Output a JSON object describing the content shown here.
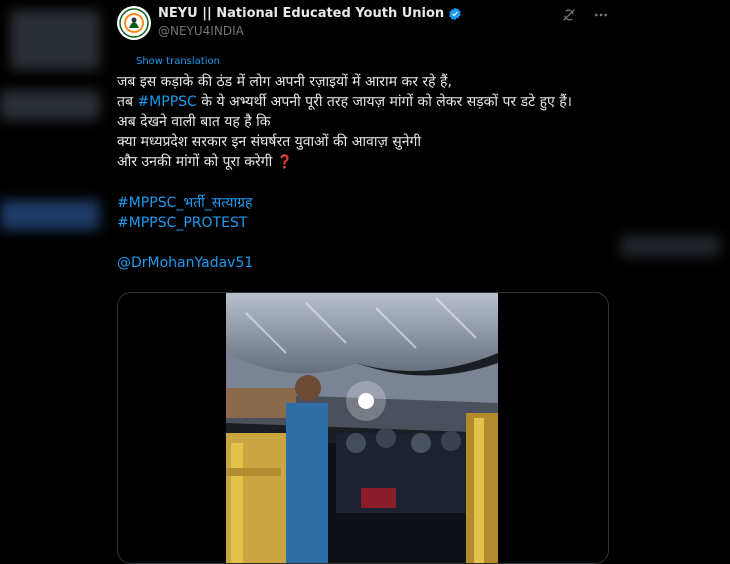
{
  "account": {
    "display_name": "NEYU || National Educated Youth Union",
    "handle": "@NEYU4INDIA",
    "verified": true,
    "avatar_icon": "emblem-logo-icon"
  },
  "actions": {
    "grok_icon": "grok-icon",
    "more_icon": "more-dots-icon"
  },
  "translate_label": "Show translation",
  "tweet": {
    "line1": "जब इस कड़ाके की ठंड में लोग अपनी रज़ाइयों में आराम कर रहे हैं,",
    "line2_pre": "तब ",
    "line2_tag": "#MPPSC",
    "line2_post": " के ये अभ्यर्थी अपनी पूरी तरह जायज़ मांगों को लेकर सड़कों पर डटे हुए हैं।",
    "line3": "अब देखने वाली बात यह है कि",
    "line4": "क्या मध्यप्रदेश सरकार इन संघर्षरत युवाओं की आवाज़ सुनेगी",
    "line5": "और उनकी मांगों को पूरा करेगी",
    "line5_emoji": "❓",
    "hashtag1": "#MPPSC_भर्ती_सत्याग्रह",
    "hashtag2": "#MPPSC_PROTEST",
    "mention": "@DrMohanYadav51"
  },
  "colors": {
    "background": "#000000",
    "text": "#e7e9ea",
    "link": "#1d9bf0",
    "muted": "#71767b",
    "verified": "#1d9bf0"
  },
  "media": {
    "type": "video",
    "description_icon": "video-thumbnail"
  }
}
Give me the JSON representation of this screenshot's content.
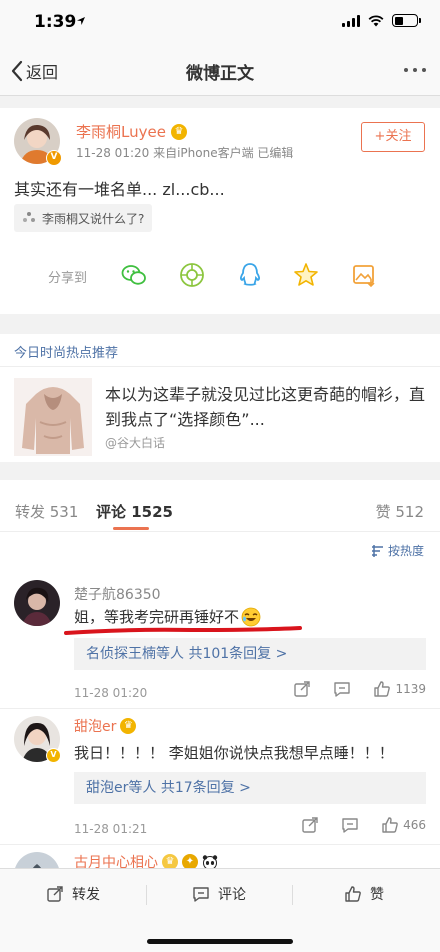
{
  "status_bar": {
    "time": "1:39"
  },
  "nav": {
    "back_label": "返回",
    "title": "微博正文"
  },
  "post": {
    "author": "李雨桐Luyee",
    "meta": "11-28 01:20  来自iPhone客户端  已编辑",
    "follow_label": "+关注",
    "text": "其实还有一堆名单... zl...cb...",
    "topic": "李雨桐又说什么了?",
    "share_label": "分享到"
  },
  "hot": {
    "header": "今日时尚热点推荐",
    "title": "本以为这辈子就没见过比这更奇葩的帽衫，直到我点了“选择颜色”...",
    "source": "@谷大白话"
  },
  "tabs": {
    "repost": "转发 531",
    "comment": "评论 1525",
    "like": "赞 512"
  },
  "sort_label": "按热度",
  "comments": [
    {
      "name": "楚子航86350",
      "text": "姐，等我考完研再锤好不",
      "replies": "名侦探王楠等人  共101条回复 >",
      "time": "11-28 01:20",
      "likes": "1139"
    },
    {
      "name": "甜泡er",
      "text": "我日！！！！ 李姐姐你说快点我想早点睡！！！",
      "replies": "甜泡er等人  共17条回复 >",
      "time": "11-28 01:21",
      "likes": "466"
    },
    {
      "name": "古月中心相心"
    }
  ],
  "bottom_bar": {
    "repost": "转发",
    "comment": "评论",
    "like": "赞"
  },
  "colors": {
    "accent": "#eb7350",
    "link": "#4e72a6",
    "underline": "#d9141c"
  }
}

__Directive__: Exact duplication of all the records is required; pictures are omitted from the copy.

__Task response__:
Output a JSON object describing the content shown here.
{
  "account": {
    "display_name": "NEYU || National Educated Youth Union",
    "handle": "@NEYU4INDIA",
    "verified": true,
    "avatar_icon": "emblem-logo-icon"
  },
  "actions": {
    "grok_icon": "grok-icon",
    "more_icon": "more-dots-icon"
  },
  "translate_label": "Show translation",
  "tweet": {
    "line1": "जब इस कड़ाके की ठंड में लोग अपनी रज़ाइयों में आराम कर रहे हैं,",
    "line2_pre": "तब ",
    "line2_tag": "#MPPSC",
    "line2_post": " के ये अभ्यर्थी अपनी पूरी तरह जायज़ मांगों को लेकर सड़कों पर डटे हुए हैं।",
    "line3": "अब देखने वाली बात यह है कि",
    "line4": "क्या मध्यप्रदेश सरकार इन संघर्षरत युवाओं की आवाज़ सुनेगी",
    "line5": "और उनकी मांगों को पूरा करेगी",
    "line5_emoji": "❓",
    "hashtag1": "#MPPSC_भर्ती_सत्याग्रह",
    "hashtag2": "#MPPSC_PROTEST",
    "mention": "@DrMohanYadav51"
  },
  "colors": {
    "background": "#000000",
    "text": "#e7e9ea",
    "link": "#1d9bf0",
    "muted": "#71767b",
    "verified": "#1d9bf0"
  },
  "media": {
    "type": "video",
    "description_icon": "video-thumbnail"
  }
}
Give me the JSON representation of this screenshot's content.
{
  "status_bar": {
    "time": "1:39"
  },
  "nav": {
    "back_label": "返回",
    "title": "微博正文"
  },
  "post": {
    "author": "李雨桐Luyee",
    "meta": "11-28 01:20  来自iPhone客户端  已编辑",
    "follow_label": "+关注",
    "text": "其实还有一堆名单... zl...cb...",
    "topic": "李雨桐又说什么了?",
    "share_label": "分享到"
  },
  "hot": {
    "header": "今日时尚热点推荐",
    "title": "本以为这辈子就没见过比这更奇葩的帽衫，直到我点了“选择颜色”...",
    "source": "@谷大白话"
  },
  "tabs": {
    "repost": "转发 531",
    "comment": "评论 1525",
    "like": "赞 512"
  },
  "sort_label": "按热度",
  "comments": [
    {
      "name": "楚子航86350",
      "text": "姐，等我考完研再锤好不",
      "replies": "名侦探王楠等人  共101条回复 >",
      "time": "11-28 01:20",
      "likes": "1139"
    },
    {
      "name": "甜泡er",
      "text": "我日！！！！ 李姐姐你说快点我想早点睡！！！",
      "replies": "甜泡er等人  共17条回复 >",
      "time": "11-28 01:21",
      "likes": "466"
    },
    {
      "name": "古月中心相心"
    }
  ],
  "bottom_bar": {
    "repost": "转发",
    "comment": "评论",
    "like": "赞"
  },
  "colors": {
    "accent": "#eb7350",
    "link": "#4e72a6",
    "underline": "#d9141c"
  }
}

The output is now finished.